WHAT YOU ARE ASKED TO DO ▸ Lines that include the word "xlabel" are the ones to copy.

-- START INPUT FOR THIS TASK --

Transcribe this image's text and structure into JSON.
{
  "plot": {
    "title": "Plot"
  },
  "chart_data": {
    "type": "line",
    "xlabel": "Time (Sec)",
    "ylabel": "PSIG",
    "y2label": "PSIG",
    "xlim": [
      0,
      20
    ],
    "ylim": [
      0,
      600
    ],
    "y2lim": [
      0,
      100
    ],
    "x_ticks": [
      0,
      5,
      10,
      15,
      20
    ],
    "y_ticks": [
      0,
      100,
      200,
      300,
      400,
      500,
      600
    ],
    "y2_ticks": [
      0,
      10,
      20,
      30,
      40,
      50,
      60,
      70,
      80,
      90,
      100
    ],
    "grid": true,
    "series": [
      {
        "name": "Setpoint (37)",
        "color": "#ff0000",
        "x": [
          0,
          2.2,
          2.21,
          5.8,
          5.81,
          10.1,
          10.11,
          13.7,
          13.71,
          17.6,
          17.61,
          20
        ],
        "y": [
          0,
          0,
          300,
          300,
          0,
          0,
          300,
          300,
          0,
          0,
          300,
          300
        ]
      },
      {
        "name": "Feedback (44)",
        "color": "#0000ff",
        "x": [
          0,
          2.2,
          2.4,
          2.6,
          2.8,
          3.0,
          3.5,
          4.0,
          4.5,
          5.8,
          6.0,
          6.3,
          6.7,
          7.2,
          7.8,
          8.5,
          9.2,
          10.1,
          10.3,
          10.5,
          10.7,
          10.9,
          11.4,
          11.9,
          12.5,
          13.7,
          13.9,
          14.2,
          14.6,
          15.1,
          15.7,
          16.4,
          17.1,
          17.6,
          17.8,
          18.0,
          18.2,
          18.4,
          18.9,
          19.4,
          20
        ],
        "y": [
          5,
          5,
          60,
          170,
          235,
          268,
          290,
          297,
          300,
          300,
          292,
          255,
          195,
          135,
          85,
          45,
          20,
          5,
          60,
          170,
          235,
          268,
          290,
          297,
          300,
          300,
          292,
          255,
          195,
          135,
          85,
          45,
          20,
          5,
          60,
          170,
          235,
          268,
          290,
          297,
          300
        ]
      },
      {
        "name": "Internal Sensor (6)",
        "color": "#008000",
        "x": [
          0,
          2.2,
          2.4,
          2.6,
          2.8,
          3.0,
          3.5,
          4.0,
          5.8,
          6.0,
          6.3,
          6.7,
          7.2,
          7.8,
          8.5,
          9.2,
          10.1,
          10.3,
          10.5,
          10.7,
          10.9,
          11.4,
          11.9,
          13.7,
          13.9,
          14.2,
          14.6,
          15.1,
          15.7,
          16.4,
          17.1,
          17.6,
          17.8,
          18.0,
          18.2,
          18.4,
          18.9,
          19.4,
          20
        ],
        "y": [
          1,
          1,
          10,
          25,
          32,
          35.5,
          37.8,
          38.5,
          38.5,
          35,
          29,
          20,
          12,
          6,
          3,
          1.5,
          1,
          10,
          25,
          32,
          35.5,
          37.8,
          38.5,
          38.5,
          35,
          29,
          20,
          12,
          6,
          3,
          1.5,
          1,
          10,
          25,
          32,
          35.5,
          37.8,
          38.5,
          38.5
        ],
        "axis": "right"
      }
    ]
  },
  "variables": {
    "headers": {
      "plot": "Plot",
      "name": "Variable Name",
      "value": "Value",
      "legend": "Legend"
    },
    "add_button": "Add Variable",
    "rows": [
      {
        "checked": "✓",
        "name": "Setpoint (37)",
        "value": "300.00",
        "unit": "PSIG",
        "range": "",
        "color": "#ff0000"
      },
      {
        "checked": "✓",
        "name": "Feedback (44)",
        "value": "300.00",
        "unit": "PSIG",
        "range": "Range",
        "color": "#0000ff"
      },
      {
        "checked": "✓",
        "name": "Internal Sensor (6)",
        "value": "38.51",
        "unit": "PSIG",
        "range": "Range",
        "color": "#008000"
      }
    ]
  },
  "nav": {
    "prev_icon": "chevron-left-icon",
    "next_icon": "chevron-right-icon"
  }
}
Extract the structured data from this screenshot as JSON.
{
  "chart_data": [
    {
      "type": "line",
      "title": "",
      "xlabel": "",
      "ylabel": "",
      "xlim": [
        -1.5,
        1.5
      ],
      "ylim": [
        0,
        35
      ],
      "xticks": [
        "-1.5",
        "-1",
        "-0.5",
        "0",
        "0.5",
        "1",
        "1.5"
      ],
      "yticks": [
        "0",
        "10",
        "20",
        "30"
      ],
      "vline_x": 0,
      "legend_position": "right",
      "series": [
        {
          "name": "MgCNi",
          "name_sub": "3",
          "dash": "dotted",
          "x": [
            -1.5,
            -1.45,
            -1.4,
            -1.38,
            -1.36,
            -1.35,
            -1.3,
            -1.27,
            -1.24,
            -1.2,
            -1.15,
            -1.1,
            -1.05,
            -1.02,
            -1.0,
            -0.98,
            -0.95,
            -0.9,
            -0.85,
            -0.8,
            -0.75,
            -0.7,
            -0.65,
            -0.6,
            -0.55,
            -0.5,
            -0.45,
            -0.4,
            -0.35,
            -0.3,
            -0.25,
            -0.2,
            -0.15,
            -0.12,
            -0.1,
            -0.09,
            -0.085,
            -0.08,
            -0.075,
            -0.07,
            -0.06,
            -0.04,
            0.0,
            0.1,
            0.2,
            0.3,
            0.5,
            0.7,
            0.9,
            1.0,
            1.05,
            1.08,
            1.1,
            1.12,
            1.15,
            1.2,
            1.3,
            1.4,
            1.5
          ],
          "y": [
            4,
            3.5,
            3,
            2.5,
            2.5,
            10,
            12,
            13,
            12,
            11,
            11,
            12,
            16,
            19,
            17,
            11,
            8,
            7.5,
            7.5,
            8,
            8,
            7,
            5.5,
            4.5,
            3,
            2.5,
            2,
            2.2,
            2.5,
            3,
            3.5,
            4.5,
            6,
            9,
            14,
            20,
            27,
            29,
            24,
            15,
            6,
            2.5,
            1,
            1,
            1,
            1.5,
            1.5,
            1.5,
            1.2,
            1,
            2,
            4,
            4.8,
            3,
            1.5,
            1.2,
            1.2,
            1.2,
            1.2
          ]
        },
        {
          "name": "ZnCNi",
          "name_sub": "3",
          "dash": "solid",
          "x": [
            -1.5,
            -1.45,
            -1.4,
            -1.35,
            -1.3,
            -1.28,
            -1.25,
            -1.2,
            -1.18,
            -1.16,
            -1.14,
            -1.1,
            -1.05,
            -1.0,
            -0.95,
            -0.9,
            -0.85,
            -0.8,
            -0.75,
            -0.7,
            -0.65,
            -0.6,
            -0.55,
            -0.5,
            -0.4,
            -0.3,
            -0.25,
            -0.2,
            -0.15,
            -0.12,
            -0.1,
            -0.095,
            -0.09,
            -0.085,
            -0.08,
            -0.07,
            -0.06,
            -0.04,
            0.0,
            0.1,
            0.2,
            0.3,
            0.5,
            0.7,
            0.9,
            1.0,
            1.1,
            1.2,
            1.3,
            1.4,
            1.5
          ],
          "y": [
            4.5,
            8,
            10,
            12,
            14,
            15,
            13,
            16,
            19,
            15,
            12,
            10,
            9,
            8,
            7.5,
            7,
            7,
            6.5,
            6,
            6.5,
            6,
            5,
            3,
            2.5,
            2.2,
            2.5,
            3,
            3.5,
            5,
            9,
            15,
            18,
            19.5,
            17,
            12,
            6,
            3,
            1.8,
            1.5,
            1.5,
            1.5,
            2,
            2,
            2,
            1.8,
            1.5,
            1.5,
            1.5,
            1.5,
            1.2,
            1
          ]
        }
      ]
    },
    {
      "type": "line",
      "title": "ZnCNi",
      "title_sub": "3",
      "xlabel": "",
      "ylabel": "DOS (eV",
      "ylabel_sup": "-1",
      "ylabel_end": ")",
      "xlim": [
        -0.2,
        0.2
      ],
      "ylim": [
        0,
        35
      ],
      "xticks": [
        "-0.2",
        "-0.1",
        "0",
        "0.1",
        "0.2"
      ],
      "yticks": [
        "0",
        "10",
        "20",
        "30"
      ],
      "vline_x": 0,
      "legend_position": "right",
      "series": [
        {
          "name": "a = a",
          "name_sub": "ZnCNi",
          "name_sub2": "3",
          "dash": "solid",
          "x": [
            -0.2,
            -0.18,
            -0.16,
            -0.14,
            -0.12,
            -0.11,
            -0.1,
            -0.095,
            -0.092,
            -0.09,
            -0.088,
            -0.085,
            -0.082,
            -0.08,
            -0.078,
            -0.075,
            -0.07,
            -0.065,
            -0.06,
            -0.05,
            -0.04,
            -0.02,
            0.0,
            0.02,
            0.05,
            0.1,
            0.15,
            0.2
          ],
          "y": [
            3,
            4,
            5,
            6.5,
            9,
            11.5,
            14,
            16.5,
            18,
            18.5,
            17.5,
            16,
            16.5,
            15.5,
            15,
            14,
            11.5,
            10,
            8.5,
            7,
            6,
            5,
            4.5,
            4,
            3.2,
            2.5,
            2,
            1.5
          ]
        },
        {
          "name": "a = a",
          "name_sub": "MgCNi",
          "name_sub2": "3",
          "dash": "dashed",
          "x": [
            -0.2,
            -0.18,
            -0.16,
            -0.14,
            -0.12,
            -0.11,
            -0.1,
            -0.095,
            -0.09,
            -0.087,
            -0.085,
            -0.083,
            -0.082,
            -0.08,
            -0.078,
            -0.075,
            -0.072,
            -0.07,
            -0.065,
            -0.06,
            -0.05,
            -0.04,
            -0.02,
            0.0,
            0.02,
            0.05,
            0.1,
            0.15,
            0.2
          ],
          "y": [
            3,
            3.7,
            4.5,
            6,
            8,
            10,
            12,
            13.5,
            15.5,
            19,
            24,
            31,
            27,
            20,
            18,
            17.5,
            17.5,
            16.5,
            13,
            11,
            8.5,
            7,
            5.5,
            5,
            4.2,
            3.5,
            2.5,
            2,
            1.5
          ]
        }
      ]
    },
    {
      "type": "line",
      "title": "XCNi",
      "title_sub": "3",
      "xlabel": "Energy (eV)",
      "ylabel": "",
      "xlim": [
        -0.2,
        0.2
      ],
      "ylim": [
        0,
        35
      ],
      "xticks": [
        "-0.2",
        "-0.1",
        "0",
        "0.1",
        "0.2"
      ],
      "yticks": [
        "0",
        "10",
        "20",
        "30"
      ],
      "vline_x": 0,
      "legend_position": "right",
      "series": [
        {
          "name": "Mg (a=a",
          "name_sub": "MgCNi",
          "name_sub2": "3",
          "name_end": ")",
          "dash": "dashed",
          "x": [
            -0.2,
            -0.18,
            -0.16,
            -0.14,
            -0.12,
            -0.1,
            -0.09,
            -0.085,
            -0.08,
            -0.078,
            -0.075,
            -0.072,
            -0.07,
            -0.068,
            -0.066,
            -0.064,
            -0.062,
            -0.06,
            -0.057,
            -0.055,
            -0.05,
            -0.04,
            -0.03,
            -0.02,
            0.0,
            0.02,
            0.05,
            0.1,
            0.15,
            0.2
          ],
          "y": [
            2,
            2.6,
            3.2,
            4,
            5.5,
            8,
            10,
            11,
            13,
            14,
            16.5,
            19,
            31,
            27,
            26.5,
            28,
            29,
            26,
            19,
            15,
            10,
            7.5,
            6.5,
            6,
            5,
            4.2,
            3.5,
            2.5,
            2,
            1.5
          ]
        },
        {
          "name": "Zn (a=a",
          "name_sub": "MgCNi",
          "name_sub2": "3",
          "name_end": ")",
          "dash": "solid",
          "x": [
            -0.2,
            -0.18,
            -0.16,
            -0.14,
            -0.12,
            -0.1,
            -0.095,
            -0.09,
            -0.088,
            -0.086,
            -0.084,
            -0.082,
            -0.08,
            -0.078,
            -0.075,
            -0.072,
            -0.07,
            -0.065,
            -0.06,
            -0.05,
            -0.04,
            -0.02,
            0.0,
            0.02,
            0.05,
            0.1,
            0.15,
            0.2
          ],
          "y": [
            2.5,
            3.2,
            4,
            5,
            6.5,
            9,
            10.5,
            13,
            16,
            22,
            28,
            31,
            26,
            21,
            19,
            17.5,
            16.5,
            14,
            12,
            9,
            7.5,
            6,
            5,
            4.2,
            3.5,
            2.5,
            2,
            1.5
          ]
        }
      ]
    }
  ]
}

-- END INPUT FOR THIS TASK --

SOLUTION TO THIS EXERCISE ▸
    "xlabel": "Time (Sec)",
      "xlabel": "",
      "xlabel": "",
      "xlabel": "Energy (eV)",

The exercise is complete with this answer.